→ Records to use
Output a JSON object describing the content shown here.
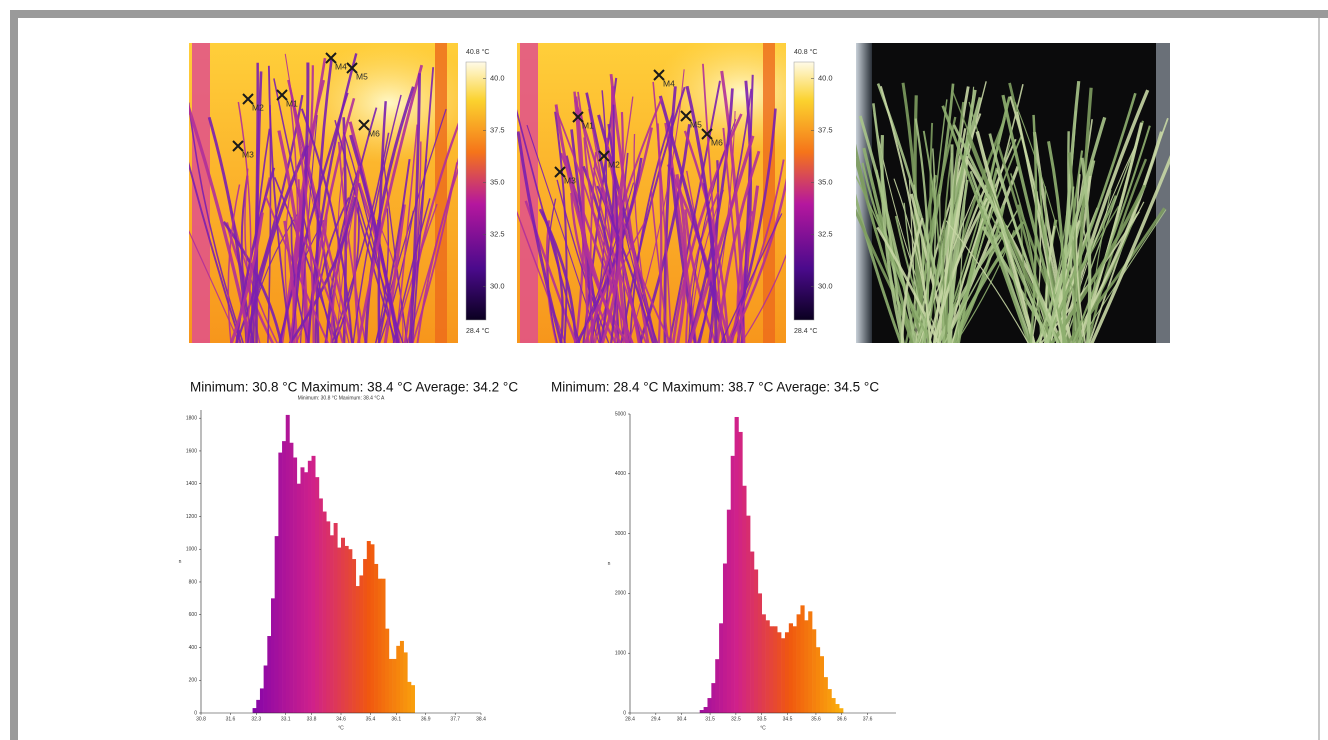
{
  "thermal_images": [
    {
      "colorbar_max": {
        "value": 40.8,
        "label": "40.8 °C"
      },
      "colorbar_min": {
        "value": 28.4,
        "label": "28.4 °C"
      },
      "colorbar_ticks": [
        {
          "value": 40.0,
          "label": "40.0"
        },
        {
          "value": 37.5,
          "label": "37.5"
        },
        {
          "value": 35.0,
          "label": "35.0"
        },
        {
          "value": 32.5,
          "label": "32.5"
        },
        {
          "value": 30.0,
          "label": "30.0"
        }
      ],
      "markers": [
        "M1",
        "M2",
        "M3",
        "M4",
        "M5",
        "M6"
      ]
    },
    {
      "colorbar_max": {
        "value": 40.8,
        "label": "40.8 °C"
      },
      "colorbar_min": {
        "value": 28.4,
        "label": "28.4 °C"
      },
      "colorbar_ticks": [
        {
          "value": 40.0,
          "label": "40.0"
        },
        {
          "value": 37.5,
          "label": "37.5"
        },
        {
          "value": 35.0,
          "label": "35.0"
        },
        {
          "value": 32.5,
          "label": "32.5"
        },
        {
          "value": 30.0,
          "label": "30.0"
        }
      ],
      "markers": [
        "M1",
        "M2",
        "M3",
        "M4",
        "M5",
        "M6"
      ]
    }
  ],
  "captions": [
    "Minimum: 30.8 °C Maximum: 38.4 °C Average: 34.2 °C",
    "Minimum: 28.4 °C Maximum: 38.7 °C Average: 34.5 °C"
  ],
  "chart_data": [
    {
      "type": "histogram",
      "subtitle": "Minimum: 30.8 °C Maximum: 38.4 °C A",
      "xlabel": "°C",
      "ylabel": "n",
      "bins": [
        32.2,
        32.3,
        32.4,
        32.5,
        32.6,
        32.7,
        32.8,
        32.9,
        33.0,
        33.1,
        33.2,
        33.3,
        33.4,
        33.5,
        33.6,
        33.7,
        33.8,
        33.9,
        34.0,
        34.1,
        34.2,
        34.3,
        34.4,
        34.5,
        34.6,
        34.7,
        34.8,
        34.9,
        35.0,
        35.1,
        35.2,
        35.3,
        35.4,
        35.5,
        35.6,
        35.7,
        35.8,
        35.9,
        36.0,
        36.1,
        36.2,
        36.3,
        36.4,
        36.5,
        36.6
      ],
      "values": [
        30,
        80,
        150,
        290,
        470,
        700,
        1080,
        1590,
        1660,
        1820,
        1650,
        1560,
        1400,
        1500,
        1470,
        1540,
        1570,
        1440,
        1310,
        1230,
        1170,
        1085,
        1160,
        1010,
        1070,
        1020,
        1000,
        940,
        775,
        840,
        940,
        1050,
        1030,
        910,
        820,
        820,
        515,
        330,
        330,
        410,
        440,
        370,
        190,
        170
      ],
      "xlim": [
        30.8,
        38.4
      ],
      "xticks": [
        30.8,
        31.6,
        32.3,
        33.1,
        33.8,
        34.6,
        35.4,
        36.1,
        36.9,
        37.7,
        38.4
      ],
      "ylim": [
        0,
        1850
      ],
      "yticks": [
        0,
        200,
        400,
        600,
        800,
        1000,
        1200,
        1400,
        1600,
        1800
      ],
      "colormap": [
        "#1a0a8c",
        "#8a07a8",
        "#d0218a",
        "#f0580f",
        "#fbb10c",
        "#f8e81a"
      ]
    },
    {
      "type": "histogram",
      "xlabel": "°C",
      "ylabel": "n",
      "bins": [
        31.1,
        31.25,
        31.4,
        31.55,
        31.7,
        31.85,
        32.0,
        32.15,
        32.3,
        32.45,
        32.6,
        32.75,
        32.9,
        33.05,
        33.2,
        33.35,
        33.5,
        33.65,
        33.8,
        33.95,
        34.1,
        34.25,
        34.4,
        34.55,
        34.7,
        34.85,
        35.0,
        35.15,
        35.3,
        35.45,
        35.6,
        35.75,
        35.9,
        36.05,
        36.2,
        36.35,
        36.5,
        36.65
      ],
      "values": [
        50,
        100,
        250,
        500,
        900,
        1500,
        2500,
        3400,
        4300,
        4950,
        4700,
        3800,
        3300,
        2700,
        2400,
        2000,
        1650,
        1550,
        1450,
        1450,
        1350,
        1250,
        1350,
        1500,
        1450,
        1650,
        1800,
        1550,
        1700,
        1400,
        1100,
        950,
        600,
        400,
        250,
        150,
        80
      ],
      "xlim": [
        28.4,
        38.7
      ],
      "xticks": [
        28.4,
        29.4,
        30.4,
        31.5,
        32.5,
        33.5,
        34.5,
        35.6,
        36.6,
        37.6
      ],
      "ylim": [
        0,
        5000
      ],
      "yticks": [
        0,
        1000,
        2000,
        3000,
        4000,
        5000
      ],
      "colormap": [
        "#1a0a8c",
        "#8a07a8",
        "#d0218a",
        "#f0580f",
        "#fbb10c",
        "#f8e81a"
      ]
    }
  ]
}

→ What needs to be done
Find all the lines containing "Average" in the material, then copy them.

→ Worked answer
    "Minimum: 30.8 °C Maximum: 38.4 °C Average: 34.2 °C",
    "Minimum: 28.4 °C Maximum: 38.7 °C Average: 34.5 °C"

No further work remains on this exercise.